• What needs to be done: Gather all lines with "value" from the records.

• Supplied records:
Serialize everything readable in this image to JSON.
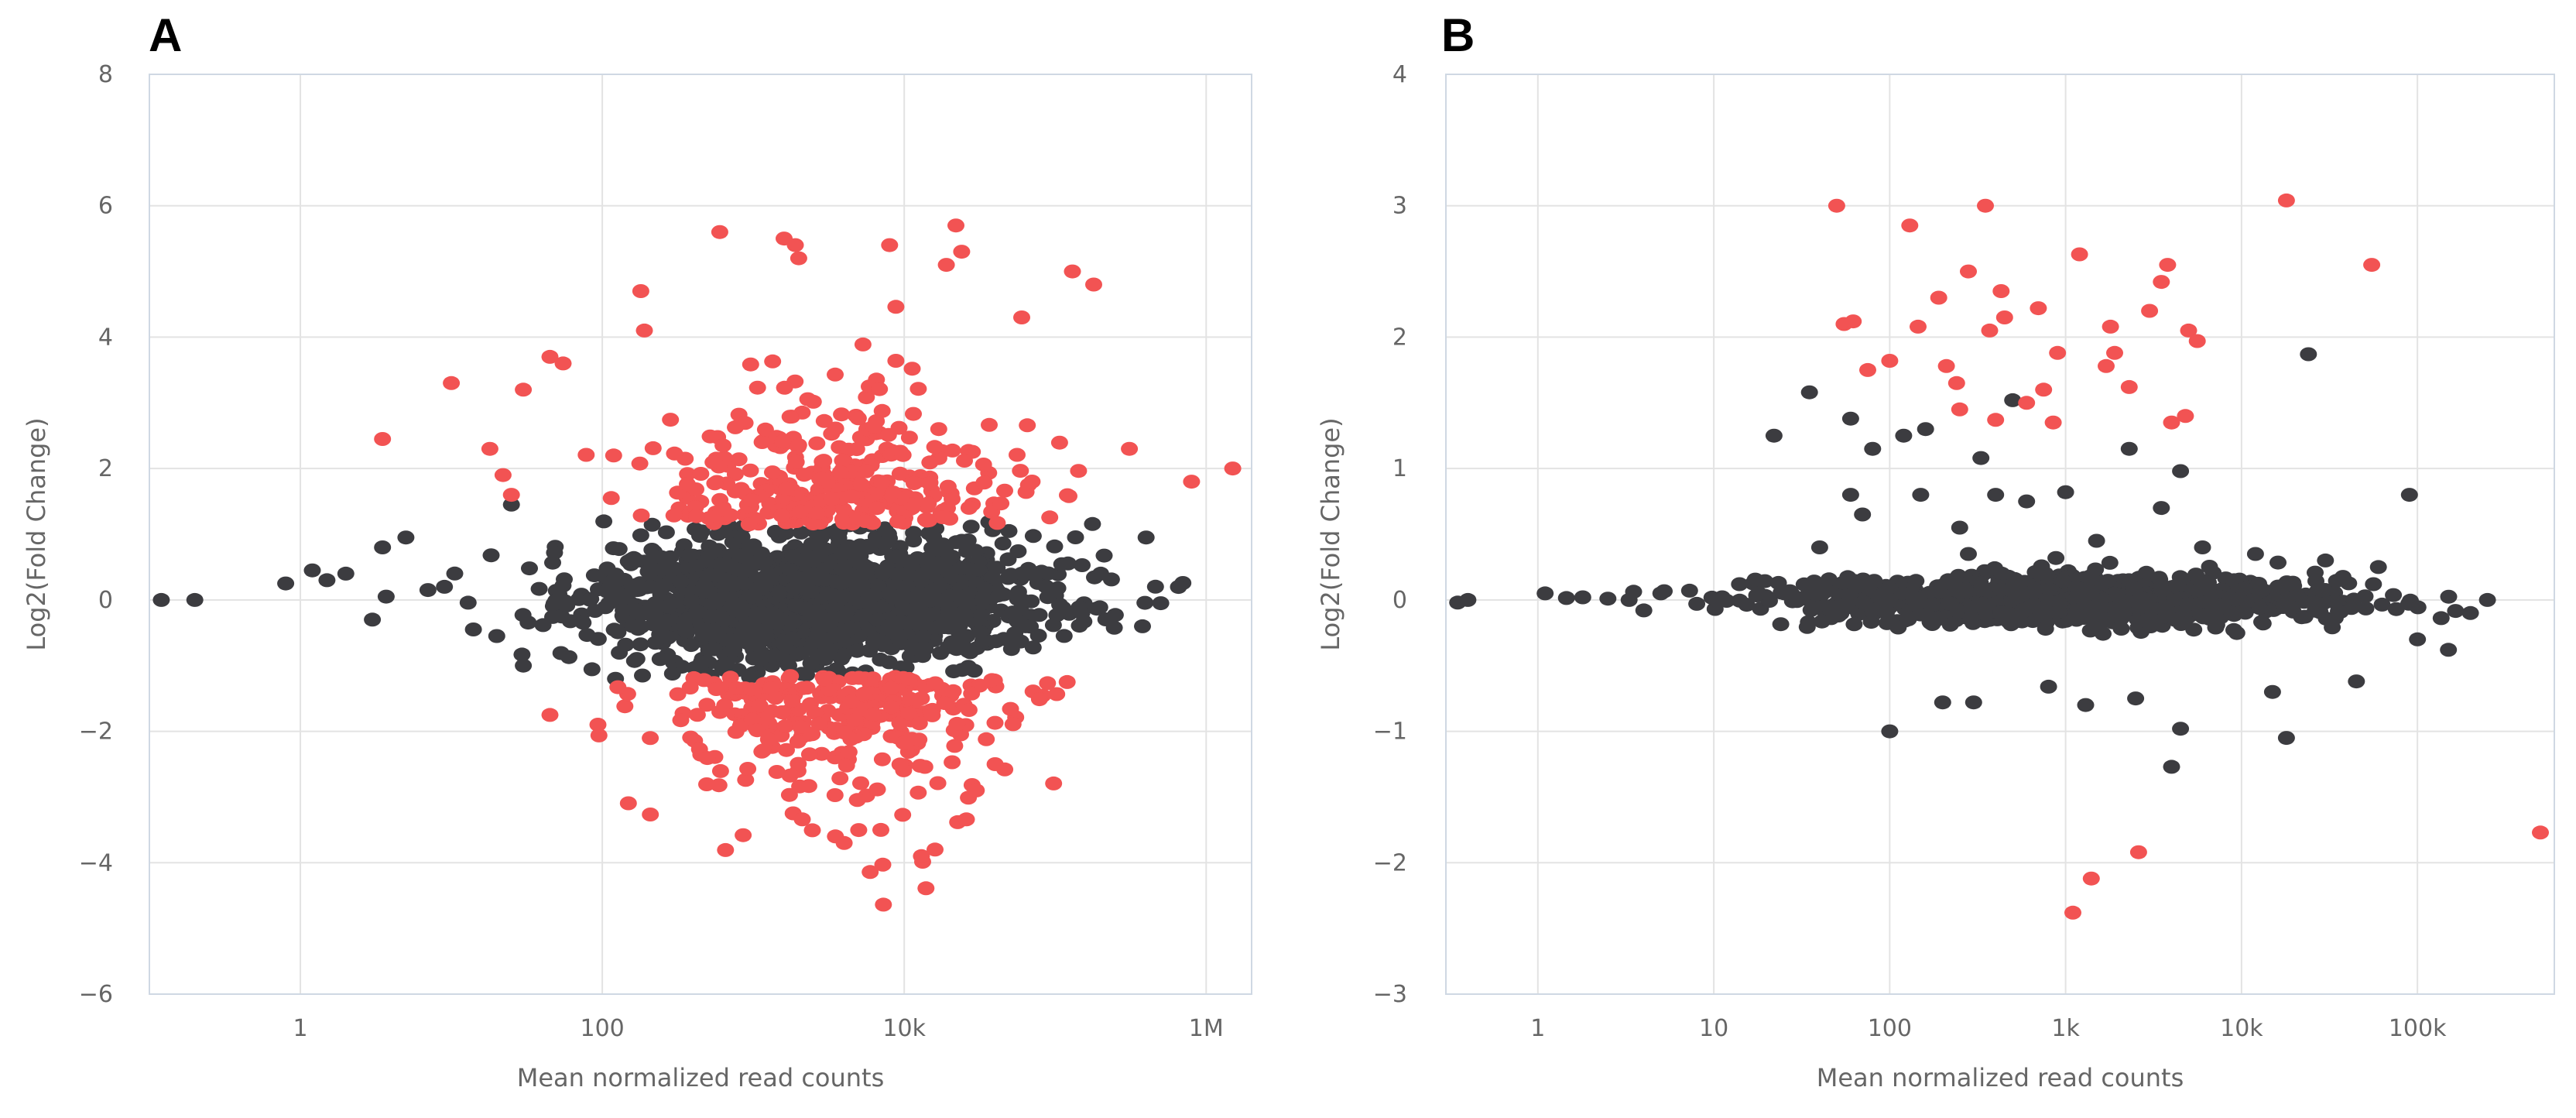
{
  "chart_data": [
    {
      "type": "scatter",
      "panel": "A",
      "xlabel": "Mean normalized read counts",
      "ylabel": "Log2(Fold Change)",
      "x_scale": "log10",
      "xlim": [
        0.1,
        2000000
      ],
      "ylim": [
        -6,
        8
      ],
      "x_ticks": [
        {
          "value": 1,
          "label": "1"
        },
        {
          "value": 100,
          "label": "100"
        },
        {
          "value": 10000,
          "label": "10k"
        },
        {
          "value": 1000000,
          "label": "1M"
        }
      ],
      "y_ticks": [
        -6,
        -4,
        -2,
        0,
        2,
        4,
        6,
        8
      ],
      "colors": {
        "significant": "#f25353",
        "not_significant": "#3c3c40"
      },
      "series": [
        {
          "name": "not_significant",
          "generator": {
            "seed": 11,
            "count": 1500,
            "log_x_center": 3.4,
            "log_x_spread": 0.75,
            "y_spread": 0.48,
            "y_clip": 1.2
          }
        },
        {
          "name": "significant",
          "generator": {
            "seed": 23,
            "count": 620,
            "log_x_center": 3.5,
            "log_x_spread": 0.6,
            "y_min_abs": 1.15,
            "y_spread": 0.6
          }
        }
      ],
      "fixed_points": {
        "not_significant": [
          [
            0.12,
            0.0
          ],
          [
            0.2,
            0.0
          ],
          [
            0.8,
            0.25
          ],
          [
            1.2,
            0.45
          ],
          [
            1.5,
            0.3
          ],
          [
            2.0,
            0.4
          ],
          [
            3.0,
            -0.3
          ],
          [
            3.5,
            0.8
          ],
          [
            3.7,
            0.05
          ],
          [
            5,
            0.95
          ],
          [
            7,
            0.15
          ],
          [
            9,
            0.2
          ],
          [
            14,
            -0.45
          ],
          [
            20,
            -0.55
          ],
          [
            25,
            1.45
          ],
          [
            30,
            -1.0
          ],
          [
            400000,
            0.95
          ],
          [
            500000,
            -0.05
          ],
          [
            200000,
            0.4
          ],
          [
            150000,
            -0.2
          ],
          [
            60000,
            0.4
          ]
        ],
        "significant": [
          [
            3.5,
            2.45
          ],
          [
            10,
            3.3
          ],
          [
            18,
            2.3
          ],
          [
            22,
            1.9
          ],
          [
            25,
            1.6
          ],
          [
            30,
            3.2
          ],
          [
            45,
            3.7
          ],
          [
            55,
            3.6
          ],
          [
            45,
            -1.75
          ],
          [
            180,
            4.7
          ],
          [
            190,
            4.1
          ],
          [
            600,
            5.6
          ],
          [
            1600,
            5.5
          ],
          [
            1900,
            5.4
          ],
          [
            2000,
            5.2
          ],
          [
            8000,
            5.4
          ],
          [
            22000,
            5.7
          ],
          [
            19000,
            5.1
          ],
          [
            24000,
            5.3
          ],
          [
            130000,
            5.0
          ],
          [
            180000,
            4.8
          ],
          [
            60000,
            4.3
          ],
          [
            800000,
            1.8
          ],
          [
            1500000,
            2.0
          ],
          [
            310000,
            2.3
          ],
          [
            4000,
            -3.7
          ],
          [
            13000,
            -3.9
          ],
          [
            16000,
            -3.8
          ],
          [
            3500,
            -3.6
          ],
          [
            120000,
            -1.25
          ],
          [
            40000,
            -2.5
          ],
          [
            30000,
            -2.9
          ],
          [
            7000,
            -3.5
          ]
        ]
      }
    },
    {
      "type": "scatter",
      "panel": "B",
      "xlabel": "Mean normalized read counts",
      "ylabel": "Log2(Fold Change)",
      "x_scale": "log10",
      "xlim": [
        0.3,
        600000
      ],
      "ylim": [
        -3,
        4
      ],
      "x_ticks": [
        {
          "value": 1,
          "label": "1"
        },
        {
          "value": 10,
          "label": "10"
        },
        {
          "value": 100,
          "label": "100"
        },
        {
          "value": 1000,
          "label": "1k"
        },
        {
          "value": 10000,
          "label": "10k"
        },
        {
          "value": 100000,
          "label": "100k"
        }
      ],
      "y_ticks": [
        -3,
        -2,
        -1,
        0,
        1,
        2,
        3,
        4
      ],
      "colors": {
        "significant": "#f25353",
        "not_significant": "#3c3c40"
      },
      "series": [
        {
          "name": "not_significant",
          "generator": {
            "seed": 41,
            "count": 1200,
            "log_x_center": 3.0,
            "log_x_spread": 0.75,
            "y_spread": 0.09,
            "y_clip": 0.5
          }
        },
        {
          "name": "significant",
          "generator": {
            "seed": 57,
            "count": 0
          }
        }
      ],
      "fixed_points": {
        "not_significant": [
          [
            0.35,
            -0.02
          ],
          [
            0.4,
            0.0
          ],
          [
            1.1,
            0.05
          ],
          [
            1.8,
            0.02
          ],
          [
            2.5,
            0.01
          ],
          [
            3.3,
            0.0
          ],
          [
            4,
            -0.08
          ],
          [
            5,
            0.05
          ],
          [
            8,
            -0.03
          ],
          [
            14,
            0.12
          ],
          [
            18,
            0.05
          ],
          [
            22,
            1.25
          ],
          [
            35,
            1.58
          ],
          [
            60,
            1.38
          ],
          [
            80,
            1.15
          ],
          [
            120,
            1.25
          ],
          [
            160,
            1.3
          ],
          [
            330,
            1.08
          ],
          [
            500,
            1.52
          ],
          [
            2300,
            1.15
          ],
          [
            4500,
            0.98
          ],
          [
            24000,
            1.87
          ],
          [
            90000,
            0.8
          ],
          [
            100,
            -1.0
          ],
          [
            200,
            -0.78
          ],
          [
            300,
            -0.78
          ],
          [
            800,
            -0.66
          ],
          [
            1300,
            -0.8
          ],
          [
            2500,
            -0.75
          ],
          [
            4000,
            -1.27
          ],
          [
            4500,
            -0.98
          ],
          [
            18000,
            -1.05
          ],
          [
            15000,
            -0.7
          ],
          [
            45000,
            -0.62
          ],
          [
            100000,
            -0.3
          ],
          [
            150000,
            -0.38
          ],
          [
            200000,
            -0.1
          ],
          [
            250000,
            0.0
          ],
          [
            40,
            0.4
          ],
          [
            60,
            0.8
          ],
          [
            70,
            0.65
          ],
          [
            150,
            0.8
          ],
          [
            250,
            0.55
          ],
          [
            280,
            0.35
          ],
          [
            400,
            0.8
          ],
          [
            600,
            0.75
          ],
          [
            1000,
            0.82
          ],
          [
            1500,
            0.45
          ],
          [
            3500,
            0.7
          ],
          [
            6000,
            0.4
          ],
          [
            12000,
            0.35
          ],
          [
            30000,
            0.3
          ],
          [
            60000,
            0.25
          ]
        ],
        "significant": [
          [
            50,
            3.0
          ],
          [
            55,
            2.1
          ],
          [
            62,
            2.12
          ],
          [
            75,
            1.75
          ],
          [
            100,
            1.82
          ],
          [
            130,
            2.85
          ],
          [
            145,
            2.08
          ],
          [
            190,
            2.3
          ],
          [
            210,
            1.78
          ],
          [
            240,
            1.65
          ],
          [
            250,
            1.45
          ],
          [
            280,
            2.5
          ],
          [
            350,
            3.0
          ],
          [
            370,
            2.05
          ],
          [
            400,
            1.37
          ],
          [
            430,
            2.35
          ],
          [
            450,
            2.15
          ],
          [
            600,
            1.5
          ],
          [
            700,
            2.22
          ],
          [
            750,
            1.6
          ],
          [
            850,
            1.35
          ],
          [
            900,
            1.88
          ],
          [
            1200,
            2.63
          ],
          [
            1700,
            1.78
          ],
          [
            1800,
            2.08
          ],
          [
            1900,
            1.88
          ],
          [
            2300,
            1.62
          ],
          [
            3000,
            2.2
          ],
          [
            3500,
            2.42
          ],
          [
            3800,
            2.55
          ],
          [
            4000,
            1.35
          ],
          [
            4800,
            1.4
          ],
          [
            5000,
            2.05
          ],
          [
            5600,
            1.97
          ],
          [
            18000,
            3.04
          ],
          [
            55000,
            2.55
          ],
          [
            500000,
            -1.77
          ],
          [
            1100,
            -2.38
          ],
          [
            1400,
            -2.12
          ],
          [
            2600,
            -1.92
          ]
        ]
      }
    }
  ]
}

• Solution:
          "value": 1,
          "value": 100,
          "value": 10000,
          "value": 1000000,
          "value": 1,
          "value": 10,
          "value": 100,
          "value": 1000,
          "value": 10000,
          "value": 100000,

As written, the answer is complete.